Work required:
Check every line below for the word "JSON" and copy each one that has it.

Record extracts:

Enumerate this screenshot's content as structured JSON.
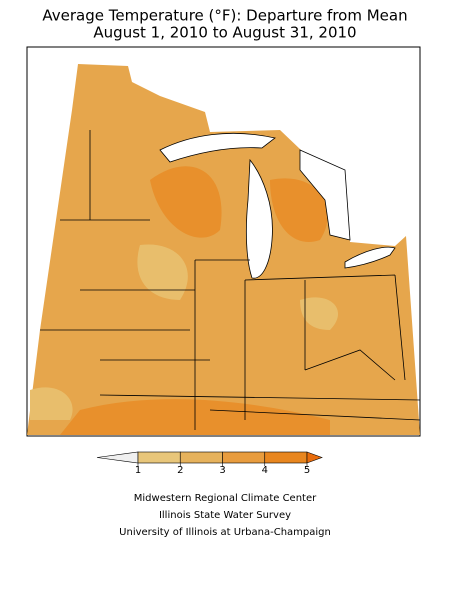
{
  "header": {
    "title_lines": [
      "Average Temperature (°F): Departure from Mean",
      "August 1, 2010 to August 31, 2010"
    ]
  },
  "legend": {
    "ticks": [
      1,
      2,
      3,
      4,
      5
    ],
    "colors": [
      "#f0f0f0",
      "#e8c67a",
      "#e6b25c",
      "#e89c3e",
      "#e8861f",
      "#e86c0c"
    ]
  },
  "footer": {
    "lines": [
      "Midwestern Regional Climate Center",
      "Illinois State Water Survey",
      "University of Illinois at Urbana-Champaign"
    ]
  }
}
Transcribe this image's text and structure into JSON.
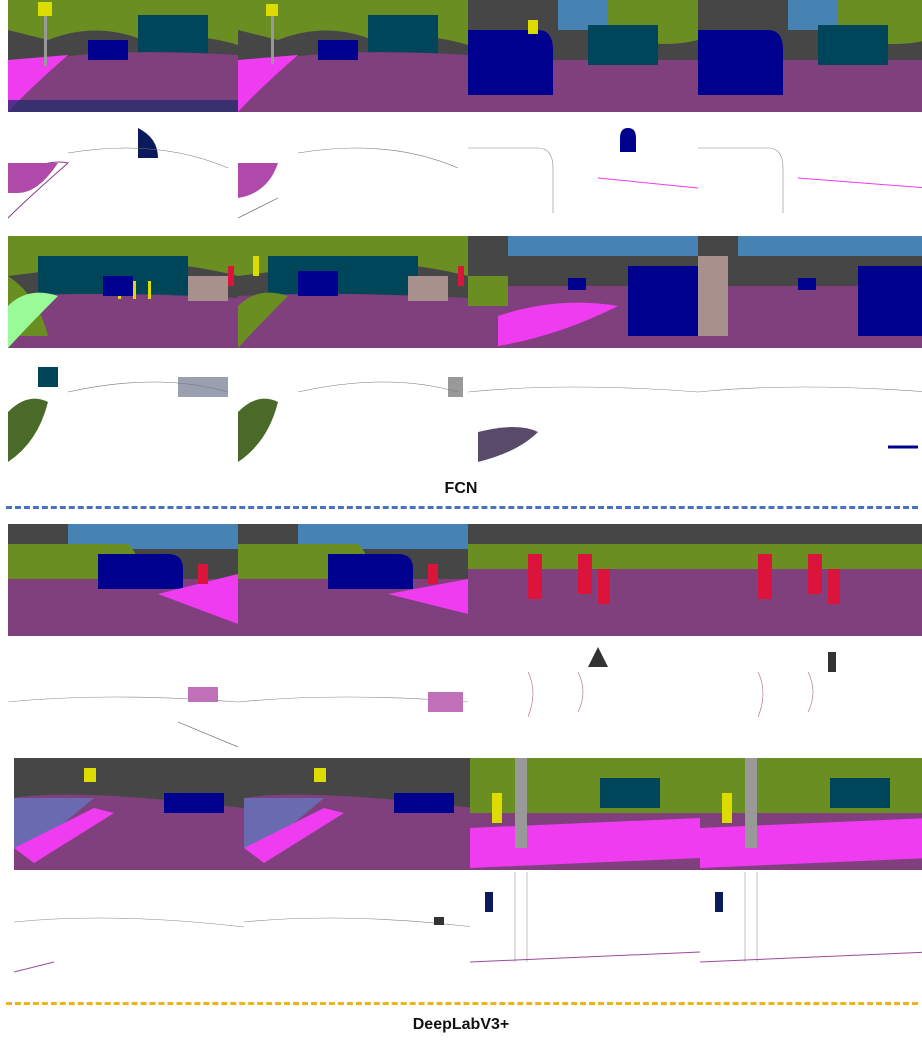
{
  "colors": {
    "road": "#80407e",
    "sidewalk": "#f03cf0",
    "vegetation": "#6b8e23",
    "building": "#464646",
    "sky": "#4682b4",
    "car": "#00008e",
    "truck": "#00465a",
    "pole": "#999999",
    "sign": "#dcdc00",
    "light": "#faaa1e",
    "person": "#dc143c",
    "terrain": "#98fb98",
    "wall": "#a8908c",
    "error_bg": "#ffffff",
    "fcn_divider": "#4a72c2",
    "deeplab_divider": "#f0b418"
  },
  "sections": [
    {
      "label": "FCN"
    },
    {
      "label": "DeepLabV3+"
    }
  ]
}
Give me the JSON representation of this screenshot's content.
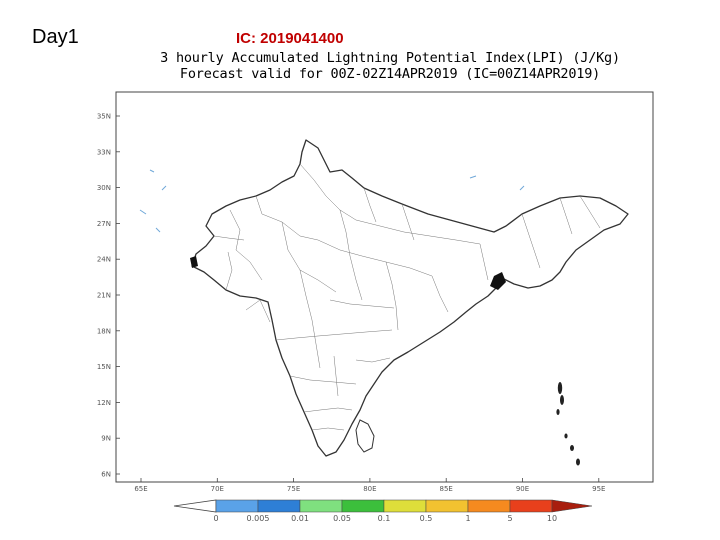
{
  "header": {
    "day_label": "Day1",
    "ic_label": "IC: 2019041400"
  },
  "map": {
    "title_line1": "3 hourly Accumulated Lightning Potential Index(LPI) (J/Kg)",
    "title_line2": "Forecast valid for 00Z-02Z14APR2019 (IC=00Z14APR2019)",
    "lat_labels": [
      "35N",
      "33N",
      "30N",
      "27N",
      "24N",
      "21N",
      "18N",
      "15N",
      "12N",
      "9N",
      "6N"
    ],
    "lon_labels": [
      "65E",
      "70E",
      "75E",
      "80E",
      "85E",
      "90E",
      "95E"
    ]
  },
  "colorbar": {
    "labels": [
      "0",
      "0.005",
      "0.01",
      "0.05",
      "0.1",
      "0.5",
      "1",
      "5",
      "10"
    ],
    "colors": [
      "#5aa2e8",
      "#2e7fd6",
      "#7fe07f",
      "#3cbf3c",
      "#dede3a",
      "#f2c230",
      "#f58a1f",
      "#e8401c",
      "#a81e0e"
    ]
  }
}
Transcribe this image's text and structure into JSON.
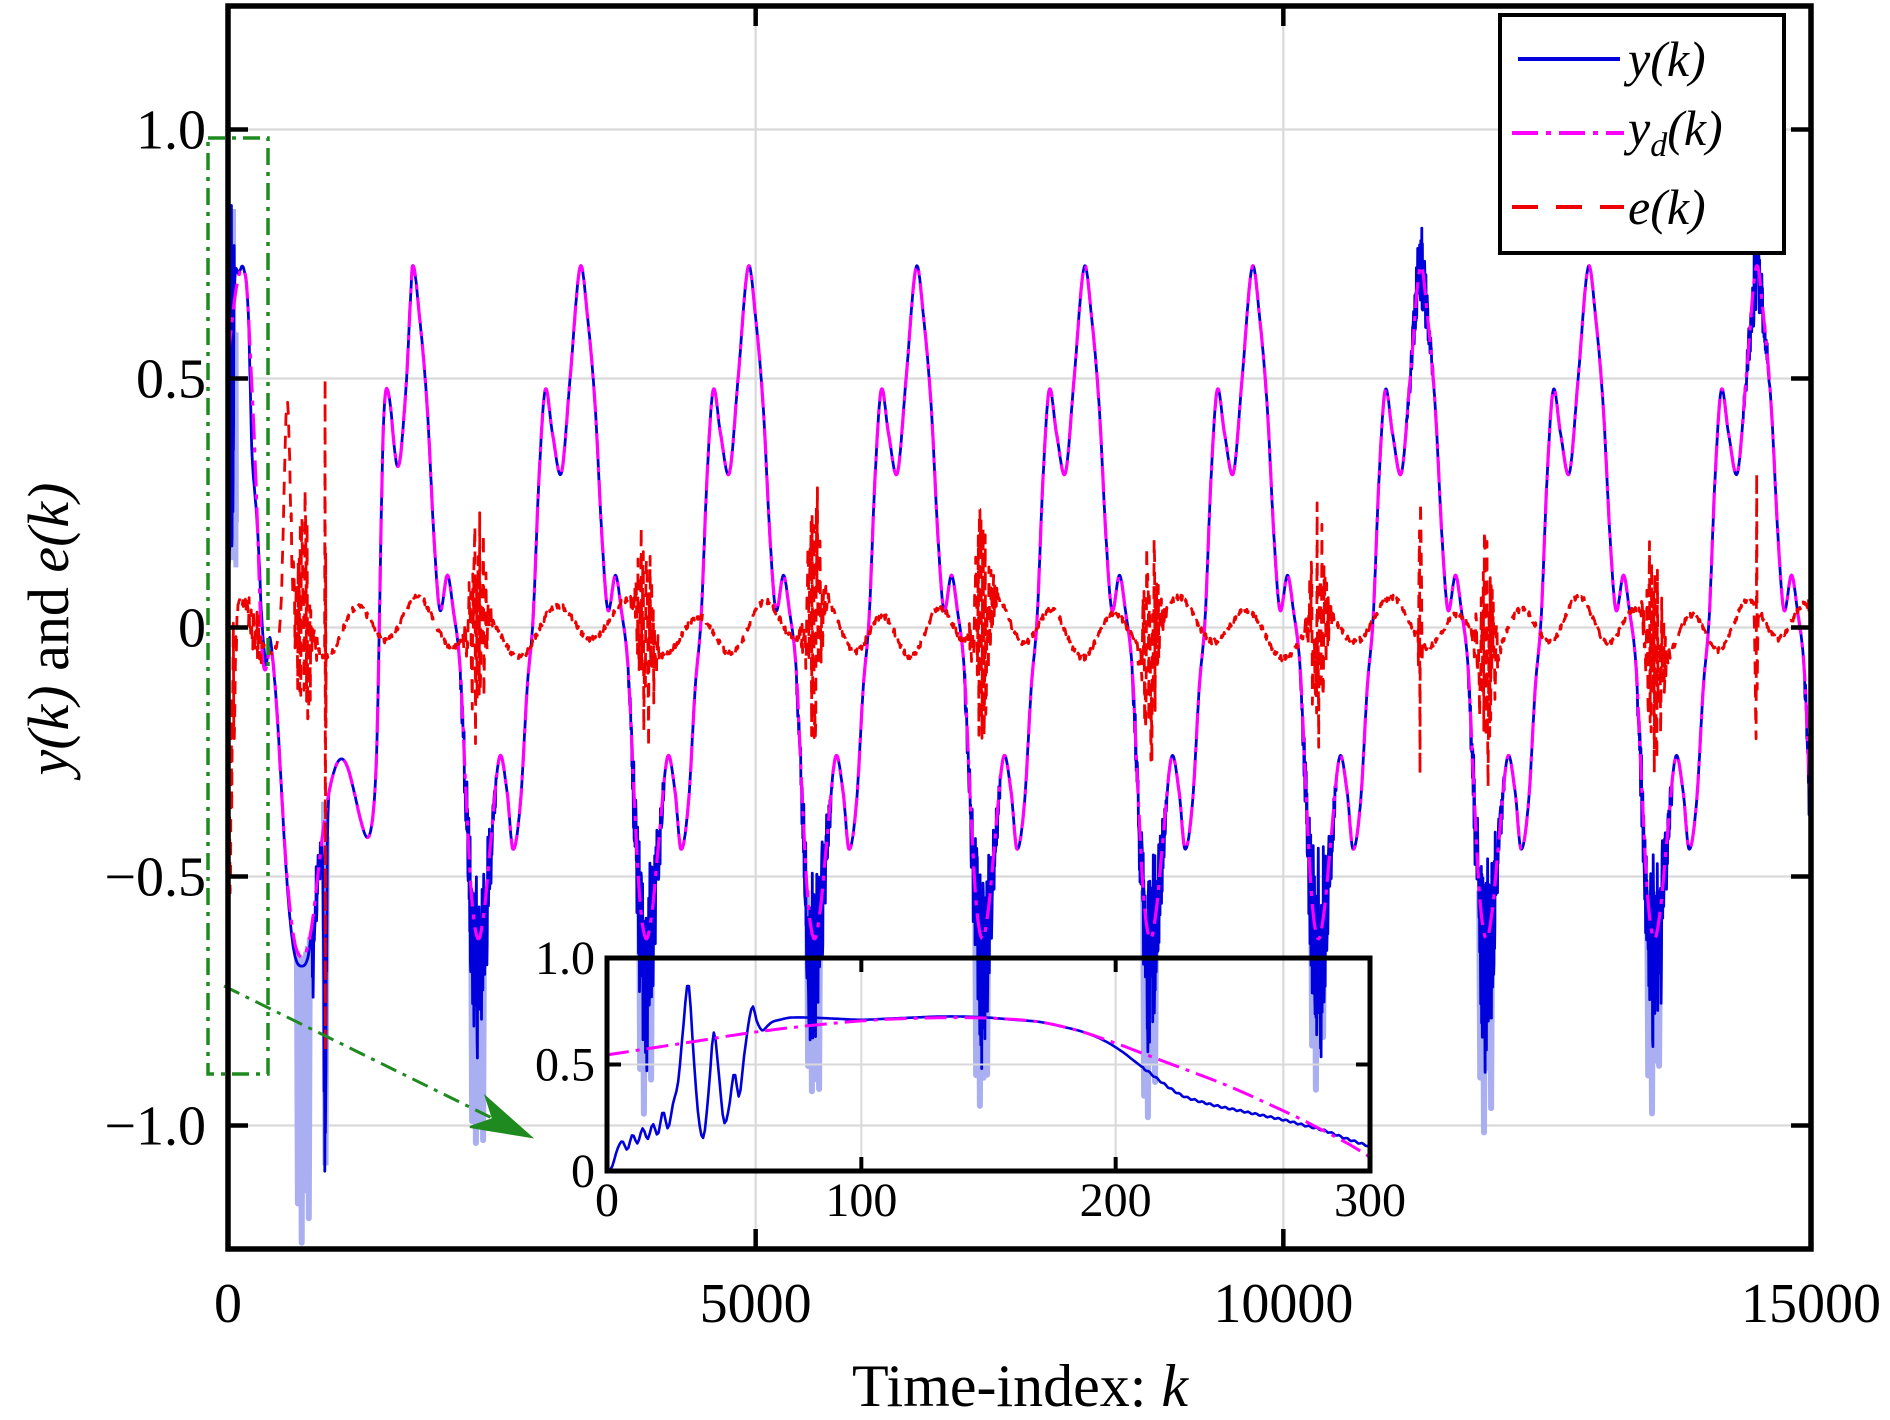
{
  "chart_data": {
    "type": "line",
    "title": "",
    "xlabel_parts": [
      "Time-index: ",
      "k"
    ],
    "ylabel_parts": [
      "y(k)",
      " and ",
      "e(k)"
    ],
    "x_axis": {
      "lim": [
        0,
        15000
      ],
      "ticks": [
        0,
        5000,
        10000,
        15000
      ],
      "tick_labels": [
        "0",
        "5000",
        "10000",
        "15000"
      ]
    },
    "y_axis": {
      "lim": [
        -1.248,
        1.248
      ],
      "ticks": [
        1.0,
        0.5,
        0,
        -0.5,
        -1.0
      ],
      "tick_labels": [
        "1.0",
        "0.5",
        "0",
        "−0.5",
        "−1.0"
      ]
    },
    "grid": true,
    "colors": {
      "y_line": "#0000dd",
      "yd_line": "#ff00ff",
      "e_line": "#ec0000",
      "light_spike": "#a9aff1",
      "grid": "#d9d9d9",
      "annotation_green": "#1f8a1f",
      "axis": "#000000"
    },
    "legend": {
      "position": "top-right",
      "items": [
        {
          "id": "y",
          "main": "y",
          "sub": "",
          "rest": "(k)",
          "color": "#0000dd",
          "style": "solid"
        },
        {
          "id": "yd",
          "main": "y",
          "sub": "d",
          "rest": "(k)",
          "color": "#ff00ff",
          "style": "dash-dot"
        },
        {
          "id": "e",
          "main": "e",
          "sub": "",
          "rest": "(k)",
          "color": "#ec0000",
          "style": "dashed"
        }
      ]
    },
    "series": {
      "yd": {
        "name": "yd(k)",
        "description": "Desired periodic reference trajectory, period 1592 samples, tall peak 0.72, medium peak 0.48, deep trough -0.63",
        "period": 1592,
        "anchor_peak_k": 1745,
        "startup_keypoints": [
          [
            0,
            0.545
          ],
          [
            30,
            0.6
          ],
          [
            60,
            0.655
          ],
          [
            90,
            0.695
          ],
          [
            110,
            0.712
          ],
          [
            125,
            0.718
          ],
          [
            140,
            0.72
          ],
          [
            155,
            0.715
          ],
          [
            170,
            0.7
          ],
          [
            185,
            0.66
          ],
          [
            200,
            0.6
          ],
          [
            210,
            0.555
          ],
          [
            220,
            0.51
          ],
          [
            230,
            0.465
          ],
          [
            240,
            0.42
          ],
          [
            250,
            0.37
          ],
          [
            260,
            0.315
          ],
          [
            270,
            0.26
          ],
          [
            280,
            0.2
          ],
          [
            288,
            0.15
          ],
          [
            294,
            0.11
          ],
          [
            300,
            0.065
          ],
          [
            310,
            0.01
          ],
          [
            320,
            -0.04
          ],
          [
            335,
            -0.075
          ],
          [
            355,
            -0.085
          ],
          [
            375,
            -0.065
          ],
          [
            395,
            -0.045
          ],
          [
            415,
            -0.05
          ],
          [
            440,
            -0.1
          ],
          [
            470,
            -0.19
          ],
          [
            505,
            -0.32
          ],
          [
            545,
            -0.46
          ],
          [
            590,
            -0.57
          ],
          [
            640,
            -0.64
          ],
          [
            700,
            -0.662
          ],
          [
            750,
            -0.645
          ],
          [
            800,
            -0.59
          ],
          [
            850,
            -0.5
          ],
          [
            900,
            -0.41
          ],
          [
            945,
            -0.345
          ],
          [
            990,
            -0.3
          ],
          [
            1040,
            -0.27
          ],
          [
            1090,
            -0.265
          ],
          [
            1140,
            -0.285
          ],
          [
            1195,
            -0.33
          ],
          [
            1255,
            -0.385
          ],
          [
            1310,
            -0.42
          ],
          [
            1350,
            -0.41
          ],
          [
            1385,
            -0.35
          ],
          [
            1410,
            -0.24
          ],
          [
            1432,
            -0.02
          ],
          [
            1452,
            0.22
          ],
          [
            1472,
            0.4
          ],
          [
            1492,
            0.47
          ],
          [
            1512,
            0.477
          ],
          [
            1542,
            0.44
          ],
          [
            1572,
            0.37
          ],
          [
            1602,
            0.325
          ],
          [
            1632,
            0.34
          ],
          [
            1662,
            0.41
          ],
          [
            1695,
            0.51
          ],
          [
            1722,
            0.63
          ],
          [
            1745,
            0.724
          ]
        ],
        "periodic_keypoints": [
          [
            0,
            0.724
          ],
          [
            0.045,
            0.62
          ],
          [
            0.09,
            0.44
          ],
          [
            0.13,
            0.18
          ],
          [
            0.165,
            0.035
          ],
          [
            0.21,
            0.105
          ],
          [
            0.245,
            0.035
          ],
          [
            0.285,
            -0.08
          ],
          [
            0.32,
            -0.33
          ],
          [
            0.355,
            -0.545
          ],
          [
            0.393,
            -0.625
          ],
          [
            0.43,
            -0.565
          ],
          [
            0.465,
            -0.44
          ],
          [
            0.52,
            -0.26
          ],
          [
            0.565,
            -0.33
          ],
          [
            0.6,
            -0.445
          ],
          [
            0.645,
            -0.35
          ],
          [
            0.685,
            -0.12
          ],
          [
            0.72,
            0.02
          ],
          [
            0.755,
            0.3
          ],
          [
            0.792,
            0.477
          ],
          [
            0.835,
            0.39
          ],
          [
            0.888,
            0.31
          ],
          [
            0.94,
            0.5
          ],
          [
            1,
            0.724
          ]
        ]
      },
      "y": {
        "name": "y(k)",
        "description": "Controlled output: noisy startup transient 0..80, tracks yd afterwards with noise bursts at each deep trough and at two late peaks",
        "startup_keypoints": [
          [
            0,
            0
          ],
          [
            2,
            0.02
          ],
          [
            4,
            0.1
          ],
          [
            6,
            0.14
          ],
          [
            8,
            0.1
          ],
          [
            10,
            0.17
          ],
          [
            12,
            0.13
          ],
          [
            14,
            0.2
          ],
          [
            16,
            0.15
          ],
          [
            18,
            0.22
          ],
          [
            20,
            0.17
          ],
          [
            22,
            0.28
          ],
          [
            24,
            0.2
          ],
          [
            26,
            0.32
          ],
          [
            28,
            0.42
          ],
          [
            30,
            0.68
          ],
          [
            32,
            0.88
          ],
          [
            34,
            0.55
          ],
          [
            36,
            0.25
          ],
          [
            38,
            0.16
          ],
          [
            40,
            0.38
          ],
          [
            42,
            0.65
          ],
          [
            44,
            0.45
          ],
          [
            46,
            0.23
          ],
          [
            48,
            0.3
          ],
          [
            50,
            0.46
          ],
          [
            52,
            0.35
          ],
          [
            54,
            0.55
          ],
          [
            57,
            0.77
          ],
          [
            59,
            0.7
          ],
          [
            61,
            0.66
          ],
          [
            63,
            0.68
          ],
          [
            65,
            0.7
          ],
          [
            68,
            0.71
          ],
          [
            72,
            0.72
          ],
          [
            80,
            0.72
          ],
          [
            90,
            0.715
          ],
          [
            100,
            0.71
          ],
          [
            110,
            0.715
          ],
          [
            120,
            0.72
          ],
          [
            130,
            0.725
          ],
          [
            140,
            0.725
          ],
          [
            150,
            0.72
          ],
          [
            160,
            0.71
          ],
          [
            170,
            0.7
          ],
          [
            180,
            0.675
          ],
          [
            188,
            0.65
          ],
          [
            195,
            0.615
          ],
          [
            202,
            0.565
          ],
          [
            208,
            0.51
          ],
          [
            214,
            0.455
          ],
          [
            220,
            0.4
          ],
          [
            226,
            0.355
          ],
          [
            232,
            0.33
          ],
          [
            240,
            0.305
          ],
          [
            250,
            0.28
          ],
          [
            258,
            0.26
          ],
          [
            266,
            0.24
          ],
          [
            274,
            0.215
          ],
          [
            282,
            0.19
          ],
          [
            290,
            0.155
          ],
          [
            300,
            0.115
          ],
          [
            310,
            0.055
          ],
          [
            320,
            0.02
          ],
          [
            332,
            -0.02
          ],
          [
            345,
            -0.05
          ],
          [
            360,
            -0.075
          ],
          [
            378,
            -0.05
          ],
          [
            395,
            -0.02
          ],
          [
            412,
            -0.04
          ],
          [
            435,
            -0.09
          ],
          [
            465,
            -0.17
          ],
          [
            500,
            -0.3
          ],
          [
            540,
            -0.45
          ],
          [
            585,
            -0.58
          ],
          [
            635,
            -0.66
          ],
          [
            700,
            -0.68
          ],
          [
            760,
            -0.66
          ],
          [
            800,
            -0.59
          ]
        ],
        "merge_k": 800,
        "trough_noise_amp": 0.12,
        "peak_noise_amp": 0.05
      },
      "e": {
        "name": "e(k)",
        "description": "Tracking error: near-zero dashed wiggle, bursts +-0.17 at trough instants, large startup transient to -0.75, isolated spike at k=920 spanning +0.5..-0.85",
        "base_amp": 0.042,
        "burst_amp": 0.16,
        "initial_amp": 0.75,
        "arc_bump": {
          "k": 560,
          "peak": 0.45
        },
        "transient_spike": {
          "k": 920,
          "top": 0.5,
          "bottom": -0.85
        },
        "peak_spike_amp": 0.3
      }
    },
    "events": {
      "trough_centers": [
        720,
        2371,
        3963,
        5555,
        7147,
        8739,
        10331,
        11923,
        13515,
        15107
      ],
      "light_spike_depths": [
        -1.15,
        -1.02,
        -0.88,
        -0.92,
        -0.86,
        -0.9,
        -0.87,
        -0.93,
        -0.89,
        -0.78
      ],
      "noisy_peak_centers": [
        11297,
        14481
      ],
      "transient_spike": {
        "k": 920,
        "depth": -1.2
      }
    },
    "inset": {
      "zoom_source_region": {
        "k": [
          -190,
          380
        ],
        "v": [
          -0.9,
          0.98
        ]
      },
      "x_axis": {
        "lim": [
          0,
          300
        ],
        "ticks": [
          0,
          100,
          200,
          300
        ],
        "tick_labels": [
          "0",
          "100",
          "200",
          "300"
        ]
      },
      "y_axis": {
        "lim": [
          0,
          1.0
        ],
        "ticks": [
          0,
          0.5,
          1.0
        ],
        "tick_labels": [
          "0",
          "0.5",
          "1.0"
        ]
      },
      "blue_keypoints": [
        [
          0,
          0
        ],
        [
          2,
          0.02
        ],
        [
          4,
          0.1
        ],
        [
          6,
          0.14
        ],
        [
          8,
          0.1
        ],
        [
          10,
          0.17
        ],
        [
          12,
          0.13
        ],
        [
          14,
          0.2
        ],
        [
          16,
          0.15
        ],
        [
          18,
          0.22
        ],
        [
          20,
          0.17
        ],
        [
          22,
          0.28
        ],
        [
          24,
          0.2
        ],
        [
          26,
          0.32
        ],
        [
          28,
          0.42
        ],
        [
          30,
          0.68
        ],
        [
          32,
          0.88
        ],
        [
          34,
          0.55
        ],
        [
          36,
          0.25
        ],
        [
          38,
          0.16
        ],
        [
          40,
          0.38
        ],
        [
          42,
          0.65
        ],
        [
          44,
          0.45
        ],
        [
          46,
          0.23
        ],
        [
          48,
          0.3
        ],
        [
          50,
          0.46
        ],
        [
          52,
          0.35
        ],
        [
          54,
          0.55
        ],
        [
          57,
          0.77
        ],
        [
          59,
          0.7
        ],
        [
          61,
          0.66
        ],
        [
          63,
          0.68
        ],
        [
          65,
          0.7
        ],
        [
          68,
          0.71
        ],
        [
          72,
          0.72
        ],
        [
          80,
          0.72
        ],
        [
          90,
          0.715
        ],
        [
          100,
          0.71
        ],
        [
          110,
          0.715
        ],
        [
          120,
          0.72
        ],
        [
          130,
          0.725
        ],
        [
          140,
          0.725
        ],
        [
          150,
          0.72
        ],
        [
          160,
          0.71
        ],
        [
          170,
          0.7
        ],
        [
          180,
          0.675
        ],
        [
          188,
          0.65
        ],
        [
          195,
          0.615
        ],
        [
          202,
          0.565
        ],
        [
          208,
          0.51
        ],
        [
          214,
          0.455
        ],
        [
          220,
          0.4
        ],
        [
          226,
          0.355
        ],
        [
          232,
          0.33
        ],
        [
          240,
          0.305
        ],
        [
          250,
          0.28
        ],
        [
          258,
          0.26
        ],
        [
          266,
          0.24
        ],
        [
          274,
          0.215
        ],
        [
          282,
          0.19
        ],
        [
          290,
          0.155
        ],
        [
          300,
          0.115
        ]
      ],
      "magenta_keypoints": [
        [
          0,
          0.545
        ],
        [
          30,
          0.6
        ],
        [
          60,
          0.655
        ],
        [
          90,
          0.695
        ],
        [
          110,
          0.712
        ],
        [
          125,
          0.718
        ],
        [
          140,
          0.72
        ],
        [
          155,
          0.715
        ],
        [
          170,
          0.7
        ],
        [
          185,
          0.66
        ],
        [
          200,
          0.6
        ],
        [
          210,
          0.555
        ],
        [
          220,
          0.51
        ],
        [
          230,
          0.465
        ],
        [
          240,
          0.42
        ],
        [
          250,
          0.37
        ],
        [
          260,
          0.315
        ],
        [
          270,
          0.26
        ],
        [
          280,
          0.2
        ],
        [
          288,
          0.15
        ],
        [
          294,
          0.11
        ],
        [
          300,
          0.065
        ]
      ]
    },
    "annotation": {
      "meaning": "green dash-dot rectangle around startup transient, arrow pointing to inset zoom"
    }
  }
}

Output for this exercise:
Enumerate this screenshot's content as structured JSON.
Transcribe this image's text and structure into JSON.
Give me the JSON representation of this screenshot's content.
Transcribe this image's text and structure into JSON.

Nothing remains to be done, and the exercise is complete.